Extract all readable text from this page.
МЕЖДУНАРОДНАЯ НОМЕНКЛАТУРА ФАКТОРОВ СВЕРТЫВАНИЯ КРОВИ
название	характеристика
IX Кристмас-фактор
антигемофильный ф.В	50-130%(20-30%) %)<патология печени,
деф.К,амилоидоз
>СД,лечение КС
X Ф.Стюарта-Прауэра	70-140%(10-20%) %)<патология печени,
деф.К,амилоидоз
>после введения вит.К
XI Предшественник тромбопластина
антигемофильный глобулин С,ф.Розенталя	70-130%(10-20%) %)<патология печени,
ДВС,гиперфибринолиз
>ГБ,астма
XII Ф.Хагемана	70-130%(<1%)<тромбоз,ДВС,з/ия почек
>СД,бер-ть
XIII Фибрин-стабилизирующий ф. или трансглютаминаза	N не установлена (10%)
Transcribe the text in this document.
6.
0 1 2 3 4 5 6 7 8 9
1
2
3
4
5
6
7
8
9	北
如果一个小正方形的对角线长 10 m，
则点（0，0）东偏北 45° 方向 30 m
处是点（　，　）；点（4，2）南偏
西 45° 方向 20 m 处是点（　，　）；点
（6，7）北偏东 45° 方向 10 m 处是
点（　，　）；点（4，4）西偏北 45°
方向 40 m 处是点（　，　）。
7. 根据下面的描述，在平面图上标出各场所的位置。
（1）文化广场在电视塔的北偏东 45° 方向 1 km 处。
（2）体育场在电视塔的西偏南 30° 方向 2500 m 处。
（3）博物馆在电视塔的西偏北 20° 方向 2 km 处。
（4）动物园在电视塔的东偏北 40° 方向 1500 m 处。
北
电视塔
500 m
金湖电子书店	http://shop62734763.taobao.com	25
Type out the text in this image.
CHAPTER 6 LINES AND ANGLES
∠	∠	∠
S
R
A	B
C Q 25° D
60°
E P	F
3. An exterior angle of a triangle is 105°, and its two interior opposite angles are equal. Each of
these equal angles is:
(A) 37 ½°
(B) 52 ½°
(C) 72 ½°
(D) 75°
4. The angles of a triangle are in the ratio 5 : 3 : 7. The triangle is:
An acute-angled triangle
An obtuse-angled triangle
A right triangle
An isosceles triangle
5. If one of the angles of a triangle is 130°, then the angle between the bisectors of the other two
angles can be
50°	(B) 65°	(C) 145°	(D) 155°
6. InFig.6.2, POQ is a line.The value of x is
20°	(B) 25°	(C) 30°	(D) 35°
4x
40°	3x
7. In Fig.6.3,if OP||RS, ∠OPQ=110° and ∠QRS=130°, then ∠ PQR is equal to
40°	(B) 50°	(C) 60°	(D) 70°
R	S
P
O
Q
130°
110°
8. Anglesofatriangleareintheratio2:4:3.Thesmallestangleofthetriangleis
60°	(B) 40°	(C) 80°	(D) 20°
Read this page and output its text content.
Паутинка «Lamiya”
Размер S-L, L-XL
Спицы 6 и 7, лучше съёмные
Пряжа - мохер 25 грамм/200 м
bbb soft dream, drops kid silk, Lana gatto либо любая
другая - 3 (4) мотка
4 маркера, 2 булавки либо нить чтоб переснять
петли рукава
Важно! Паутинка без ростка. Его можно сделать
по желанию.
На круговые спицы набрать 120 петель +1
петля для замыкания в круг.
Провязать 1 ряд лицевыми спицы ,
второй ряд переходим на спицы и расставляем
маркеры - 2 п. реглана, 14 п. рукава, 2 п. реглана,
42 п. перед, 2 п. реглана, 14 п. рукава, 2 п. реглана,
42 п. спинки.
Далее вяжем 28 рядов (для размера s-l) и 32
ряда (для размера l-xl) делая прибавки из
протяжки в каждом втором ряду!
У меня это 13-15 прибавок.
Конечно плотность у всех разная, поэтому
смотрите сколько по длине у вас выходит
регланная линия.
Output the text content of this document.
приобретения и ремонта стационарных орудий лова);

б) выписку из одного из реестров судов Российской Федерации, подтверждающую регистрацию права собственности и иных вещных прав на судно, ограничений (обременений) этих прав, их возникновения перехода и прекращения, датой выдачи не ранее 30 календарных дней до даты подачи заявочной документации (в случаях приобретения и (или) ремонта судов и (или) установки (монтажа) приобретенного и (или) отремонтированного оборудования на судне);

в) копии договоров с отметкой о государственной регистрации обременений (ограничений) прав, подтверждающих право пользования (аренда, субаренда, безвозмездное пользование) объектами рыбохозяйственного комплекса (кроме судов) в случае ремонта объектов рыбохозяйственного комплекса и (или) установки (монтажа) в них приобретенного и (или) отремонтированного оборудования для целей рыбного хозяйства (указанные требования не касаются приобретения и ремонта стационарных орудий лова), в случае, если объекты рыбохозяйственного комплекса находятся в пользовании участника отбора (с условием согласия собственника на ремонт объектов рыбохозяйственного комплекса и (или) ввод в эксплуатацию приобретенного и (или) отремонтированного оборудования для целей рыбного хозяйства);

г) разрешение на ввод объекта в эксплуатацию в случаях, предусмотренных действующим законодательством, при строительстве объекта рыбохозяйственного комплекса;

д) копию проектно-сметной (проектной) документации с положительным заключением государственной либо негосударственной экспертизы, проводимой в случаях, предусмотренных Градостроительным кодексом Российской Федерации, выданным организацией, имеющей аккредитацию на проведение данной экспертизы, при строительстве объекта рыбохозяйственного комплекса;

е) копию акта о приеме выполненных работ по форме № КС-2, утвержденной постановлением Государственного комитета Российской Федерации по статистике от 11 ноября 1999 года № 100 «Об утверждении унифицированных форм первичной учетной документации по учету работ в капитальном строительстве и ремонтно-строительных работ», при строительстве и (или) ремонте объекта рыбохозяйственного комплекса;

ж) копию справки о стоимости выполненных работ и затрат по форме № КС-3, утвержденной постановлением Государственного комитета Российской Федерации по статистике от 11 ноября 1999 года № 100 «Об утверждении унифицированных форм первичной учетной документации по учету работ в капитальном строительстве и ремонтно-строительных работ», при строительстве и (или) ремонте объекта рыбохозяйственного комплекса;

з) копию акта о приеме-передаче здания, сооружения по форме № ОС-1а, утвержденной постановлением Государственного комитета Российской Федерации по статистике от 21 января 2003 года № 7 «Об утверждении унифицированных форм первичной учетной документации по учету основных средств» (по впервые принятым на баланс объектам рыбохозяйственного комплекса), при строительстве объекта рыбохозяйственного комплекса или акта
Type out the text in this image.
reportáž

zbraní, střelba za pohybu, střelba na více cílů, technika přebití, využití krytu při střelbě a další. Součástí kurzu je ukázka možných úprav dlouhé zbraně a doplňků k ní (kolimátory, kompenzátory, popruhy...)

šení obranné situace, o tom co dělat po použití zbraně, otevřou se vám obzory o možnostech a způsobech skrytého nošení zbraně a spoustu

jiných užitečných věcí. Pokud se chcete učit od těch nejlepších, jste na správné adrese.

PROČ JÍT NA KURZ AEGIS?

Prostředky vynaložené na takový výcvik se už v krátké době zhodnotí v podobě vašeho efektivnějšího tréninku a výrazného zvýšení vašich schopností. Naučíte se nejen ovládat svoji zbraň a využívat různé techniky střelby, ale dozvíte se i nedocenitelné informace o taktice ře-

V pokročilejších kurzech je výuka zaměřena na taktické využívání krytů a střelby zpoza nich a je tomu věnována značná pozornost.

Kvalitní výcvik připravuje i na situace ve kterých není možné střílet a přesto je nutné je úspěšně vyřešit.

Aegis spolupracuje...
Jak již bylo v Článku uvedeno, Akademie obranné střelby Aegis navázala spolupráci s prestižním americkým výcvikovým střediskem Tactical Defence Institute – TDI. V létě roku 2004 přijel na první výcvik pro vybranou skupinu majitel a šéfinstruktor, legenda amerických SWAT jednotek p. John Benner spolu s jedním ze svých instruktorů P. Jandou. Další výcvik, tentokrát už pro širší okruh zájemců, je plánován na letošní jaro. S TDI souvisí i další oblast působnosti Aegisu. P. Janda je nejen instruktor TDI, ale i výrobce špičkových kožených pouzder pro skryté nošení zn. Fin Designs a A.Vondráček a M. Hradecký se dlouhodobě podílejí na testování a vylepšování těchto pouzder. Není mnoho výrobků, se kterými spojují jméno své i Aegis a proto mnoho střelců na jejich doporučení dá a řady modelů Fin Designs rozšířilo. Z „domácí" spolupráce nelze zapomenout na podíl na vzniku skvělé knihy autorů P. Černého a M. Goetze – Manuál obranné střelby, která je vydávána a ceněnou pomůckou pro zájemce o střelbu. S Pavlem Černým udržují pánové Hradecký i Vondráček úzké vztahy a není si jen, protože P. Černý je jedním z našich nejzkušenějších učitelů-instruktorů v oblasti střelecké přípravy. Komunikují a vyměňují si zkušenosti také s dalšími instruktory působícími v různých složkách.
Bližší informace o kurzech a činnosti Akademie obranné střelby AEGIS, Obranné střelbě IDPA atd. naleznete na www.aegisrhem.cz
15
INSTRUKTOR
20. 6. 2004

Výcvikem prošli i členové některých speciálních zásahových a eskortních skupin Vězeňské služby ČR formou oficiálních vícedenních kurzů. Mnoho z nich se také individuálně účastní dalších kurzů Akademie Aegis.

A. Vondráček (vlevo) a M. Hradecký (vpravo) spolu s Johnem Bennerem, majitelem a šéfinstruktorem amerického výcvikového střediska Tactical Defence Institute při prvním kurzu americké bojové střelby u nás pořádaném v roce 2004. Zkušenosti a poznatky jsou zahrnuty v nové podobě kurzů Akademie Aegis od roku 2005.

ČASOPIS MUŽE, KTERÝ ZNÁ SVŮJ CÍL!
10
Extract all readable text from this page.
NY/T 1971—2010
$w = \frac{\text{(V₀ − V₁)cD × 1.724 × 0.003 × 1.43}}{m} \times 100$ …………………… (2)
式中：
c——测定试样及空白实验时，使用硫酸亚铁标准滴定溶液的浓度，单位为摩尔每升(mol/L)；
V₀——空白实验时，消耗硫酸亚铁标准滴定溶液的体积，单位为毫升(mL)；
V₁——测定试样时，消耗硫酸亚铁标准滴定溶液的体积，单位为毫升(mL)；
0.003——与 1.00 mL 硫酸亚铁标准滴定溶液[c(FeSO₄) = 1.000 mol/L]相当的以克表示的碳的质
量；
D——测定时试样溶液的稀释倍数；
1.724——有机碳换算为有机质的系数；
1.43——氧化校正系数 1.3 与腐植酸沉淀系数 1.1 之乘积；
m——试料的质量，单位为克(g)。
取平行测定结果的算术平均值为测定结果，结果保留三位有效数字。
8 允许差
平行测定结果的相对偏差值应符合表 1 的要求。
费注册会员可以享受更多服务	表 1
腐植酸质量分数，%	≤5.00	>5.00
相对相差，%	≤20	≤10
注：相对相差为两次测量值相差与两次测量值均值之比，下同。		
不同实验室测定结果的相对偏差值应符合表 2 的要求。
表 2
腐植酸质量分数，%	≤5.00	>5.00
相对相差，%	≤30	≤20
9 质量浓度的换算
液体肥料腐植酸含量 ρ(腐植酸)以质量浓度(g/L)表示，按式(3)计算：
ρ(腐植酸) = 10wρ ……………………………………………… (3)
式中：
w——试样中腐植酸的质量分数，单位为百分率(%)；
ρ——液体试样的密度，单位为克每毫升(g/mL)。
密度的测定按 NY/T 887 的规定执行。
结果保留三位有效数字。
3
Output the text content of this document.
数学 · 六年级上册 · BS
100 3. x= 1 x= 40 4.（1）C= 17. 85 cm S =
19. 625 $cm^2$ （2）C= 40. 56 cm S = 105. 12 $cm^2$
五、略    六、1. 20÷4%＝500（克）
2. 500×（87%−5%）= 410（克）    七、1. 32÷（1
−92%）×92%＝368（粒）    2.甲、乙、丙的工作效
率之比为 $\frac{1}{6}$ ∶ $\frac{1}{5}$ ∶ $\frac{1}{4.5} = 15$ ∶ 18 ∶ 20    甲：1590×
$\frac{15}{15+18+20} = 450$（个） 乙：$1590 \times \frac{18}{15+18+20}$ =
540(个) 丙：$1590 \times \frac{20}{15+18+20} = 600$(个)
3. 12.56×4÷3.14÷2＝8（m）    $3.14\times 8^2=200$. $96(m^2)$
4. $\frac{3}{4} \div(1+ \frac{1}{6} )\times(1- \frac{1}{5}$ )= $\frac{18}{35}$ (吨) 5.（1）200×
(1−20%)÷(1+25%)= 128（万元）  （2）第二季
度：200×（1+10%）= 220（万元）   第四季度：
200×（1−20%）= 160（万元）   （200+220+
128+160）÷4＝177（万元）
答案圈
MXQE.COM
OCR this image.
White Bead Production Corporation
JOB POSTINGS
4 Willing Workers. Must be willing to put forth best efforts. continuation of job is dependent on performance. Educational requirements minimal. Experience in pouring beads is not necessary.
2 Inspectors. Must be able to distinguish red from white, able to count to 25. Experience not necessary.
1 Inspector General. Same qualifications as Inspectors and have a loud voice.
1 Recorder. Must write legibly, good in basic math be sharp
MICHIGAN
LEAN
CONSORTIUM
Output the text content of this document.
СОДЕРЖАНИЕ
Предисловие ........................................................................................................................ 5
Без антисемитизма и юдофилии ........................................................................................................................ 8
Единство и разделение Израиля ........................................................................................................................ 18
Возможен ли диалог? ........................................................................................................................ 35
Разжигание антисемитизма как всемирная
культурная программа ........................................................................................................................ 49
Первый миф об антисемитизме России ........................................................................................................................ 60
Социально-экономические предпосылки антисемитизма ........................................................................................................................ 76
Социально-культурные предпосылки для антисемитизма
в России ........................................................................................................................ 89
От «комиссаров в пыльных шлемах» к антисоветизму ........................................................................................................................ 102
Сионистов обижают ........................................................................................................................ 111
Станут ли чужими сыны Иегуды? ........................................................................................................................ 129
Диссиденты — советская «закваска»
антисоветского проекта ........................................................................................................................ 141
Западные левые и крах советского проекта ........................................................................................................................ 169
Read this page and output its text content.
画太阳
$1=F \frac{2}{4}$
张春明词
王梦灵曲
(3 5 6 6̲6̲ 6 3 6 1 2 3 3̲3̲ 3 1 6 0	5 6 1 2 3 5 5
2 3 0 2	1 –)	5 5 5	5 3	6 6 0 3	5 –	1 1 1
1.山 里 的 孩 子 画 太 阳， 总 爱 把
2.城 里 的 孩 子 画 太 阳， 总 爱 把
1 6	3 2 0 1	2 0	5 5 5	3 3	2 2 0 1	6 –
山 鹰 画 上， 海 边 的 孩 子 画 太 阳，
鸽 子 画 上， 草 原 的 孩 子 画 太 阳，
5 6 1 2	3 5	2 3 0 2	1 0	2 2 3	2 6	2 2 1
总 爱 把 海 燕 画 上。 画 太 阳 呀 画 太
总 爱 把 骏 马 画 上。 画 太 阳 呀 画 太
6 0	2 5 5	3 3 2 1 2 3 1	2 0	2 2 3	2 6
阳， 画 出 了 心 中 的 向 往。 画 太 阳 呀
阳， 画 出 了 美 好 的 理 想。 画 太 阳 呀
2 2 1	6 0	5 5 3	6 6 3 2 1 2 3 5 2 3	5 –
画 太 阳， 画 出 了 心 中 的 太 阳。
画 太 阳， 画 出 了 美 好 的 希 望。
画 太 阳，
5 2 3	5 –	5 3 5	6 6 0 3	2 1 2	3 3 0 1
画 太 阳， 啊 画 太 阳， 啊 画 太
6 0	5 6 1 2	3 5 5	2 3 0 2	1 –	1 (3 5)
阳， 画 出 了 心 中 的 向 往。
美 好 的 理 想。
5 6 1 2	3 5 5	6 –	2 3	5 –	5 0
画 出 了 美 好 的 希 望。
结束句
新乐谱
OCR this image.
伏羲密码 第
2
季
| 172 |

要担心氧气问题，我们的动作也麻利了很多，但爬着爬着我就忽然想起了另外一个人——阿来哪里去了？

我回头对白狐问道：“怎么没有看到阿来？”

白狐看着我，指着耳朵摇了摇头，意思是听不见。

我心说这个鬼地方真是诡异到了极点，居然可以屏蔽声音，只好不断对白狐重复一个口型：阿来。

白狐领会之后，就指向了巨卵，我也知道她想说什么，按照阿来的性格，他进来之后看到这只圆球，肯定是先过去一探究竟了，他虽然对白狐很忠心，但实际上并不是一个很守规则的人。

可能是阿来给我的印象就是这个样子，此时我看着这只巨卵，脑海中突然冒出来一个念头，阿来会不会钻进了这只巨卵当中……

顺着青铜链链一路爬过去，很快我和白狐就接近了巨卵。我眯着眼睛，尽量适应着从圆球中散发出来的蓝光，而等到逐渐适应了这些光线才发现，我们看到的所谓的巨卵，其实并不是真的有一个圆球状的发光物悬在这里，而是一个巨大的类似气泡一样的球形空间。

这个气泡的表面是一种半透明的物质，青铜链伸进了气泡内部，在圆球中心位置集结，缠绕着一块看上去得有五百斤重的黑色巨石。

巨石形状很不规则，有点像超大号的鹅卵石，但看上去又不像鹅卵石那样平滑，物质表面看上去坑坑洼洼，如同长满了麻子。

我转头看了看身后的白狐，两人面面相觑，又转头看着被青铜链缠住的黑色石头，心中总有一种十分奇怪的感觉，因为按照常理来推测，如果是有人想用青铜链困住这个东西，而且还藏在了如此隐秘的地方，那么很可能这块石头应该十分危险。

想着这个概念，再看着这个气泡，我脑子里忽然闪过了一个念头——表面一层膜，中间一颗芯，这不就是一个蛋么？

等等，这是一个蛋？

################

Review the material and copy each line in which the word "орудий" appears.

● Exercise answer
приобретения и ремонта стационарных орудий лова);
в) копии договоров с отметкой о государственной регистрации обременений (ограничений) прав, подтверждающих право пользования (аренда, субаренда, безвозмездное пользование) объектами рыбохозяйственного комплекса (кроме судов) в случае ремонта объектов рыбохозяйственного комплекса и (или) установки (монтажа) в них приобретенного и (или) отремонтированного оборудования для целей рыбного хозяйства (указанные требования не касаются приобретения и ремонта стационарных орудий лова), в случае, если объекты рыбохозяйственного комплекса находятся в пользовании участника отбора (с условием согласия собственника на ремонт объектов рыбохозяйственного комплекса и (или) ввод в эксплуатацию приобретенного и (или) отремонтированного оборудования для целей рыбного хозяйства);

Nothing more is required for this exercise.